▶ Work to be completed
Retype, exactly as written, every line from the one containing "Type out the text in this image." through the last line of the records below, both included; skip the pictures.

▶ Record extracts
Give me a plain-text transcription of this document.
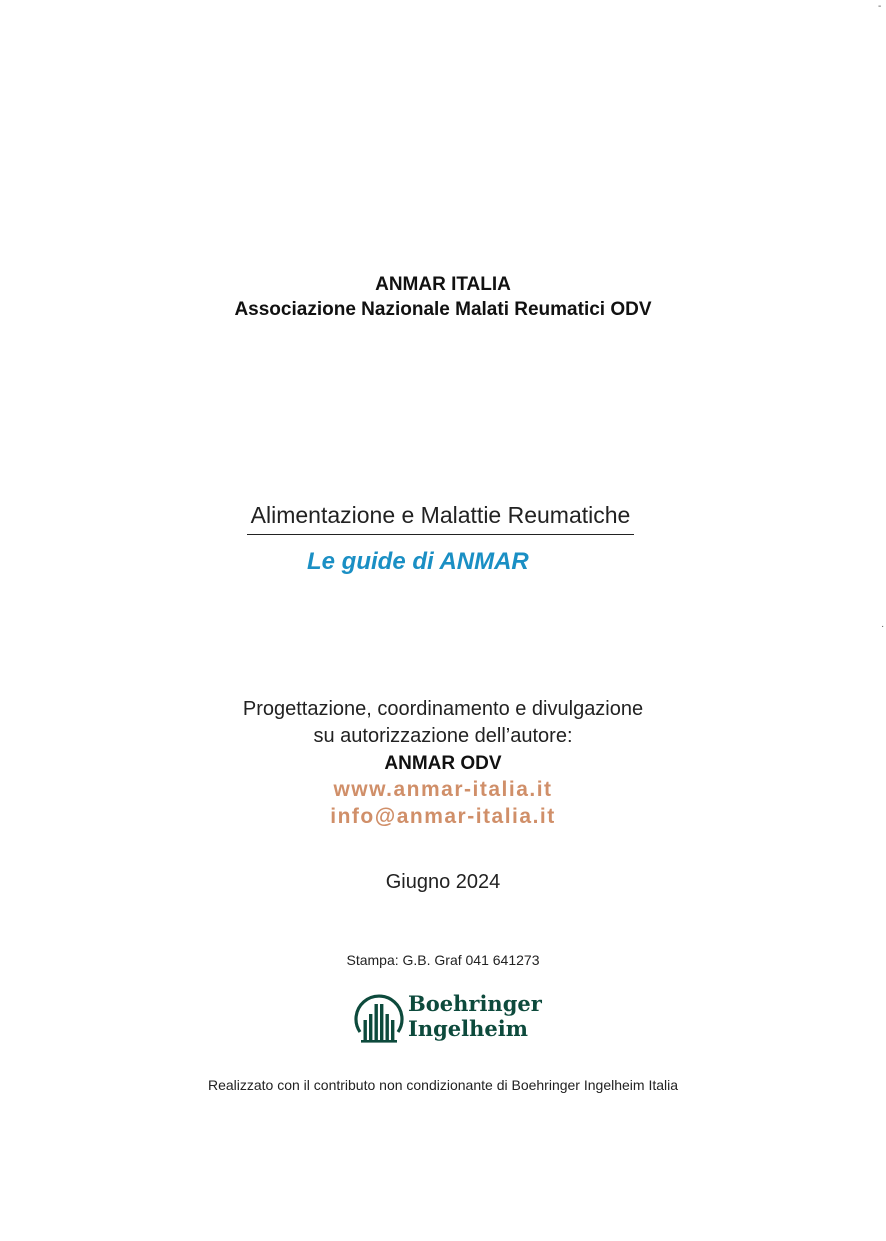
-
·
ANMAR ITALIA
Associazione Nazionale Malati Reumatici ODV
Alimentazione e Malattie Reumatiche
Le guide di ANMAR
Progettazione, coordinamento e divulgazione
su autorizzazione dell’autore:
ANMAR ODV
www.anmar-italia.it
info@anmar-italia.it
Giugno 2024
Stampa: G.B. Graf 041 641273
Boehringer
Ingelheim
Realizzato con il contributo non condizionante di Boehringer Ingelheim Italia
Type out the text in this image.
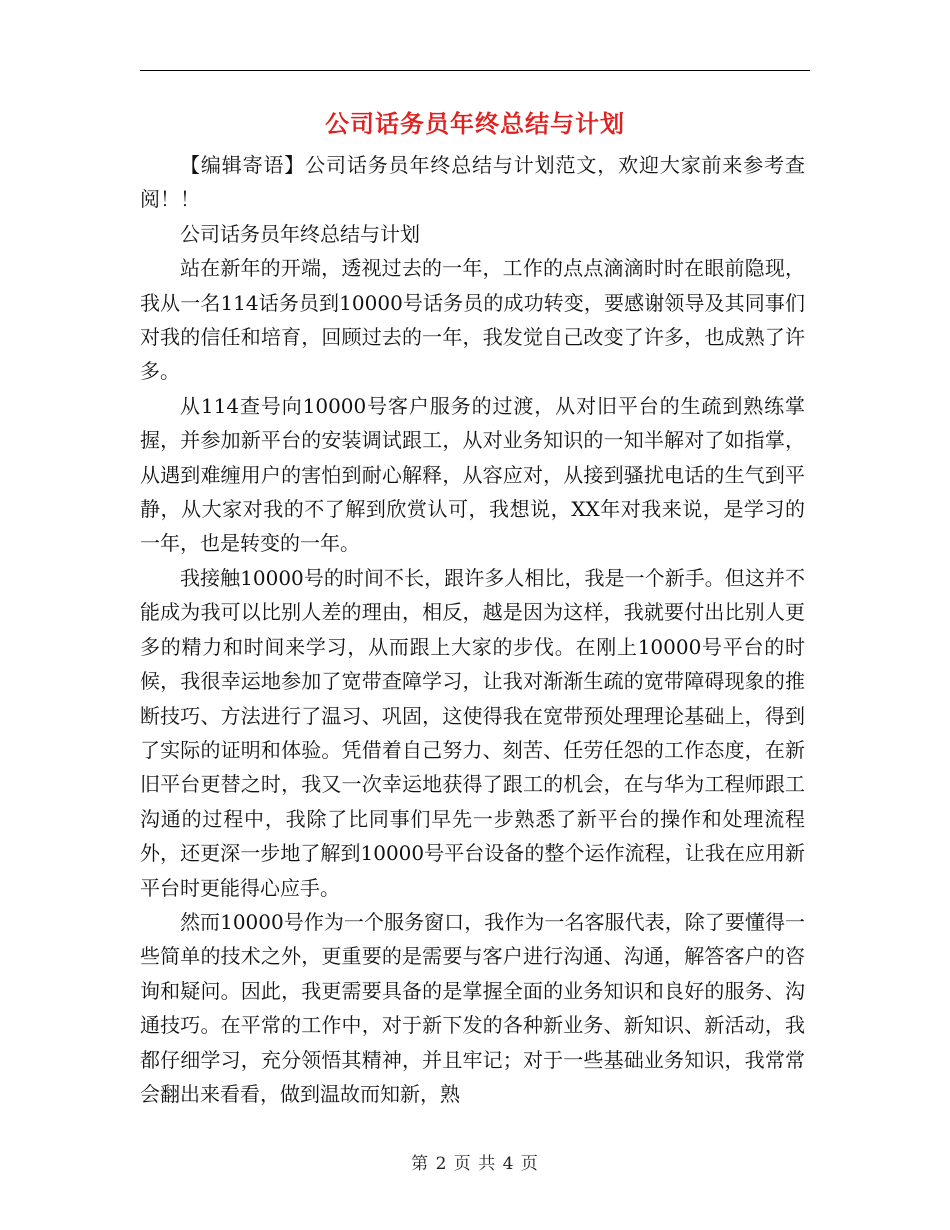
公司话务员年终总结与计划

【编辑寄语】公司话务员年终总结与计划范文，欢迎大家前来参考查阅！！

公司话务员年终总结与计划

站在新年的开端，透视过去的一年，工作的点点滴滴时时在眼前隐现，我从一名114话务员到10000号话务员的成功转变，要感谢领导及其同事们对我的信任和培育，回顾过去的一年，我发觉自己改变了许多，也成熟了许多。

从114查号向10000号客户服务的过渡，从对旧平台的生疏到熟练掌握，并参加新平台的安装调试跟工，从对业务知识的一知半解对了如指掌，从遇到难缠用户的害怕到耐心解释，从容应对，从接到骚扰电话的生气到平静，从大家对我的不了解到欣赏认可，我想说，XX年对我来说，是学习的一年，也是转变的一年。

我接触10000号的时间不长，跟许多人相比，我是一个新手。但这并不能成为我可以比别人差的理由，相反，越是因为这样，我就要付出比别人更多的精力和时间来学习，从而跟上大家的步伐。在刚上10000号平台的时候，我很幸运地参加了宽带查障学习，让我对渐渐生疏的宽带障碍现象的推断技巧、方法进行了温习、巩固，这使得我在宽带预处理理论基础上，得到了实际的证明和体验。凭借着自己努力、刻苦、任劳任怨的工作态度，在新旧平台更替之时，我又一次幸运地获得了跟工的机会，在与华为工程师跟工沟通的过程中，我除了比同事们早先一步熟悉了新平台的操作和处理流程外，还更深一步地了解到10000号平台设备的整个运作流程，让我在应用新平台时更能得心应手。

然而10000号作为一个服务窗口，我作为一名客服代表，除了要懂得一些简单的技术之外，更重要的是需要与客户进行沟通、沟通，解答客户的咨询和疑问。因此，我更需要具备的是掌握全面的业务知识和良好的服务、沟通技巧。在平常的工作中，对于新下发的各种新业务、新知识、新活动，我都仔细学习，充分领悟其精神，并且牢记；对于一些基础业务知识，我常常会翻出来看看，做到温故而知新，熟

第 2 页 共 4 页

▶ Problem solution
Type out the text in this image.
公司话务员年终总结与计划

【编辑寄语】公司话务员年终总结与计划范文，欢迎大家前来参考查阅！！

公司话务员年终总结与计划

站在新年的开端，透视过去的一年，工作的点点滴滴时时在眼前隐现，我从一名114话务员到10000号话务员的成功转变，要感谢领导及其同事们对我的信任和培育，回顾过去的一年，我发觉自己改变了许多，也成熟了许多。

从114查号向10000号客户服务的过渡，从对旧平台的生疏到熟练掌握，并参加新平台的安装调试跟工，从对业务知识的一知半解对了如指掌，从遇到难缠用户的害怕到耐心解释，从容应对，从接到骚扰电话的生气到平静，从大家对我的不了解到欣赏认可，我想说，XX年对我来说，是学习的一年，也是转变的一年。

我接触10000号的时间不长，跟许多人相比，我是一个新手。但这并不能成为我可以比别人差的理由，相反，越是因为这样，我就要付出比别人更多的精力和时间来学习，从而跟上大家的步伐。在刚上10000号平台的时候，我很幸运地参加了宽带查障学习，让我对渐渐生疏的宽带障碍现象的推断技巧、方法进行了温习、巩固，这使得我在宽带预处理理论基础上，得到了实际的证明和体验。凭借着自己努力、刻苦、任劳任怨的工作态度，在新旧平台更替之时，我又一次幸运地获得了跟工的机会，在与华为工程师跟工沟通的过程中，我除了比同事们早先一步熟悉了新平台的操作和处理流程外，还更深一步地了解到10000号平台设备的整个运作流程，让我在应用新平台时更能得心应手。

然而10000号作为一个服务窗口，我作为一名客服代表，除了要懂得一些简单的技术之外，更重要的是需要与客户进行沟通、沟通，解答客户的咨询和疑问。因此，我更需要具备的是掌握全面的业务知识和良好的服务、沟通技巧。在平常的工作中，对于新下发的各种新业务、新知识、新活动，我都仔细学习，充分领悟其精神，并且牢记；对于一些基础业务知识，我常常会翻出来看看，做到温故而知新，熟

第 2 页 共 4 页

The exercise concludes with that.